— BEGIN Available data —

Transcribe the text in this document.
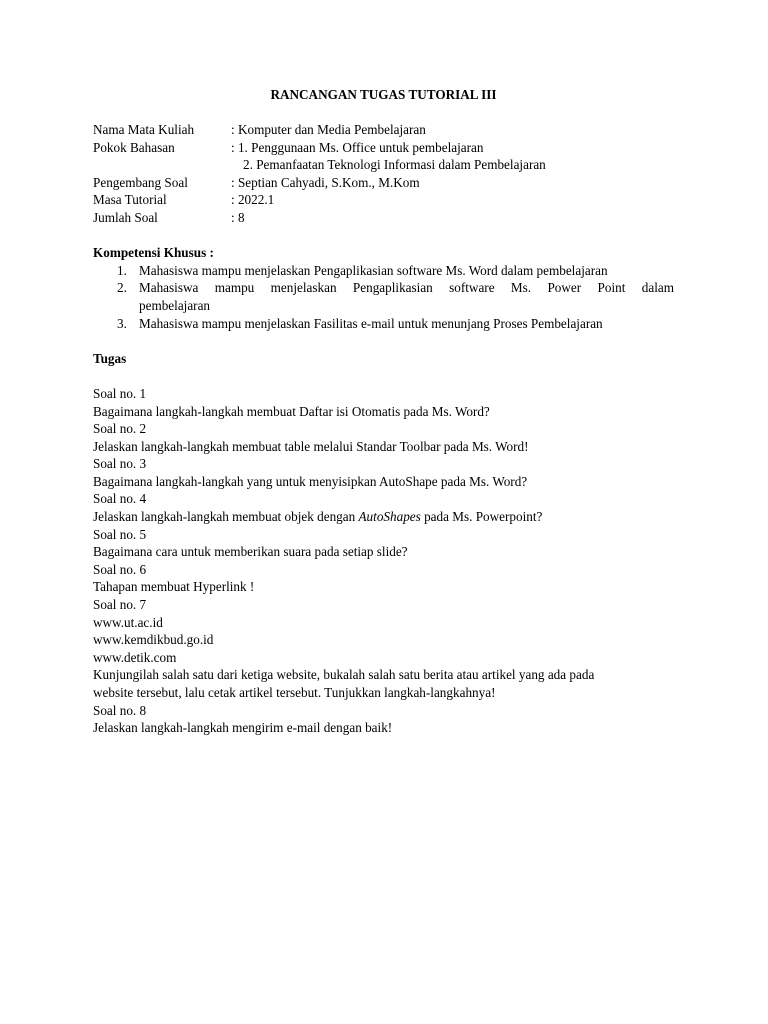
RANCANGAN TUGAS TUTORIAL III
Nama Mata Kuliah	: Komputer dan Media Pembelajaran
Pokok Bahasan	: 1. Penggunaan Ms. Office untuk pembelajaran
2. Pemanfaatan Teknologi Informasi dalam Pembelajaran
Pengembang Soal	: Septian Cahyadi, S.Kom., M.Kom
Masa Tutorial	: 2022.1
Jumlah Soal	: 8
Kompetensi Khusus :
1. Mahasiswa mampu menjelaskan Pengaplikasian software Ms. Word dalam pembelajaran
2. Mahasiswa mampu menjelaskan Pengaplikasian software Ms. Power Point dalam
pembelajaran
3. Mahasiswa mampu menjelaskan Fasilitas e-mail untuk menunjang Proses Pembelajaran
Tugas
Soal no. 1
Bagaimana langkah-langkah membuat Daftar isi Otomatis pada Ms. Word?
Soal no. 2
Jelaskan langkah-langkah membuat table melalui Standar Toolbar pada Ms. Word!
Soal no. 3
Bagaimana langkah-langkah yang untuk menyisipkan AutoShape pada Ms. Word?
Soal no. 4
Jelaskan langkah-langkah membuat objek dengan AutoShapes pada Ms. Powerpoint?
Soal no. 5
Bagaimana cara untuk memberikan suara pada setiap slide?
Soal no. 6
Tahapan membuat Hyperlink !
Soal no. 7
www.ut.ac.id
www.kemdikbud.go.id
www.detik.com
Kunjungilah salah satu dari ketiga website, bukalah salah satu berita atau artikel yang ada pada
website tersebut, lalu cetak artikel tersebut. Tunjukkan langkah-langkahnya!
Soal no. 8
Jelaskan langkah-langkah mengirim e-mail dengan baik!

— END Available data —

▶ [Task requirements]: Say how many lines in the records hold "website", with the number as the whole reply.

▶ [Written solution]: 2